▸ **Problem description**
Extract every line that contains the word "traverse".

[Saved entries]

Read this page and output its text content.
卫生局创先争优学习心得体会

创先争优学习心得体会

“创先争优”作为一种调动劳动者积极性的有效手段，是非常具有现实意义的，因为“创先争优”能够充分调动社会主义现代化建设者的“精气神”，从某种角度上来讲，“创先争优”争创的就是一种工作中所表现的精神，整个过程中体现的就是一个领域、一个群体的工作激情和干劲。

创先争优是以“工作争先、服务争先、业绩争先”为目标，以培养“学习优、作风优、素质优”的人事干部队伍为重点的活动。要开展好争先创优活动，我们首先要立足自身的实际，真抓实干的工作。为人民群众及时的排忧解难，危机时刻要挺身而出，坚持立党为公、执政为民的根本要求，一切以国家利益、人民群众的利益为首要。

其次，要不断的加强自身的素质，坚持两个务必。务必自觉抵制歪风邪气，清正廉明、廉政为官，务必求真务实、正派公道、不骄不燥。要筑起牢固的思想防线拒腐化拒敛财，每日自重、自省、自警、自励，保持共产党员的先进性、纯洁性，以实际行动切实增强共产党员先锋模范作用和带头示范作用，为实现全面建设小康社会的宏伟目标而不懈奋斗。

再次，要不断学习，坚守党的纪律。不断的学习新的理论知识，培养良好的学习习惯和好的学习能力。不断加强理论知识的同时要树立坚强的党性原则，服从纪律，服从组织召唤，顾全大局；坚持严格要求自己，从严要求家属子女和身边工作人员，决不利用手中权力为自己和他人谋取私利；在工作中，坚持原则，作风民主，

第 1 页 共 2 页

---

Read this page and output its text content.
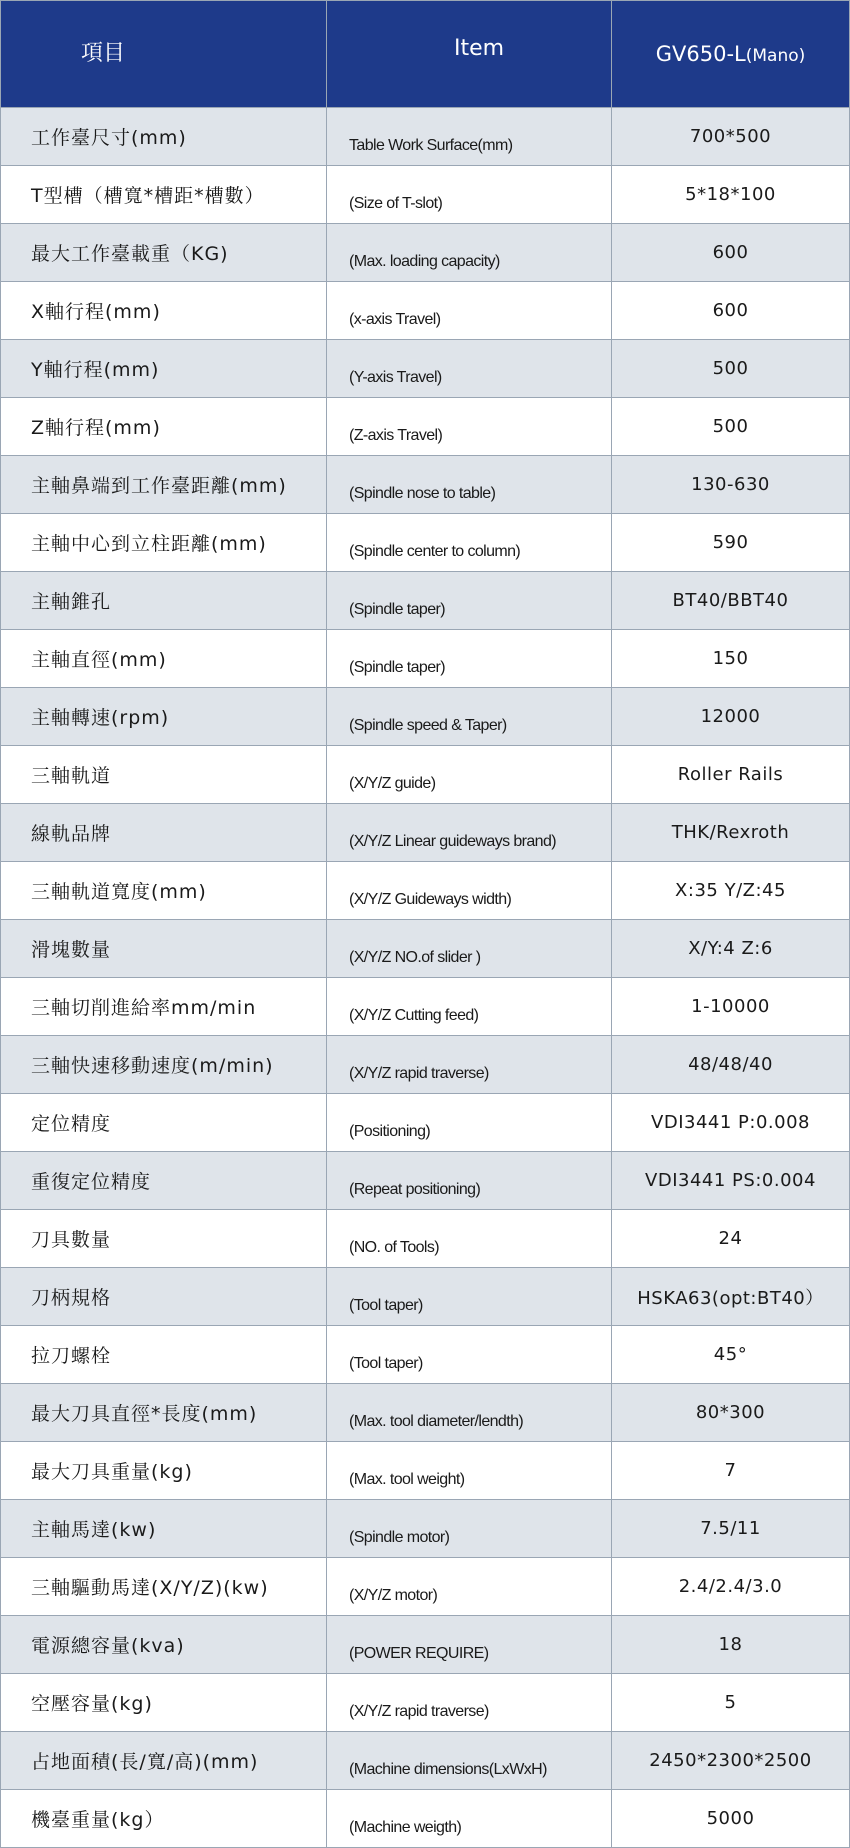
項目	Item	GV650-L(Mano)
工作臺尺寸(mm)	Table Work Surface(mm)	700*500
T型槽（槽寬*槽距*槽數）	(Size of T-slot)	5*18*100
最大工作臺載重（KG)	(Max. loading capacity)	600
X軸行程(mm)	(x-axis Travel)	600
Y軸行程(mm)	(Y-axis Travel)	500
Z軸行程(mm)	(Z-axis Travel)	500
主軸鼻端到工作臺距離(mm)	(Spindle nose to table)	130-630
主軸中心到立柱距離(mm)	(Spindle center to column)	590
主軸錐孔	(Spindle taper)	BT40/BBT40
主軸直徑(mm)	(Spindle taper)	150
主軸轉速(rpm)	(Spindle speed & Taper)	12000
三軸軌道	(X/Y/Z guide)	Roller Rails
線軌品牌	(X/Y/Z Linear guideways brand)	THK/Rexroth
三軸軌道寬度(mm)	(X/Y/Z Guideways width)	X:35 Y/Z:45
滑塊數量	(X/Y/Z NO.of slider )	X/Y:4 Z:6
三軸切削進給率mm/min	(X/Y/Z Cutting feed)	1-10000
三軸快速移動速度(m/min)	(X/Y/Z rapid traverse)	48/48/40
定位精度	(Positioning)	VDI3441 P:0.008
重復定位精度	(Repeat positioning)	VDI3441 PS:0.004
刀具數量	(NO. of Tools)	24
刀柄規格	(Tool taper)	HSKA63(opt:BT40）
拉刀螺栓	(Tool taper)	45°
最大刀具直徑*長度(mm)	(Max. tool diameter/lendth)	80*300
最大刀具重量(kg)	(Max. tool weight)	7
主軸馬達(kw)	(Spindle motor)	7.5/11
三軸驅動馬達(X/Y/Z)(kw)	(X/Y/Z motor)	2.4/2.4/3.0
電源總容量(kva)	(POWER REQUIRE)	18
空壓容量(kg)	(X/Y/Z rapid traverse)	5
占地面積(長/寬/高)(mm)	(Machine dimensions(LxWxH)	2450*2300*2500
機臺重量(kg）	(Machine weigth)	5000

▸ **Solution to the exercise**
三軸快速移動速度(m/min)	(X/Y/Z rapid traverse)	48/48/40
空壓容量(kg)	(X/Y/Z rapid traverse)	5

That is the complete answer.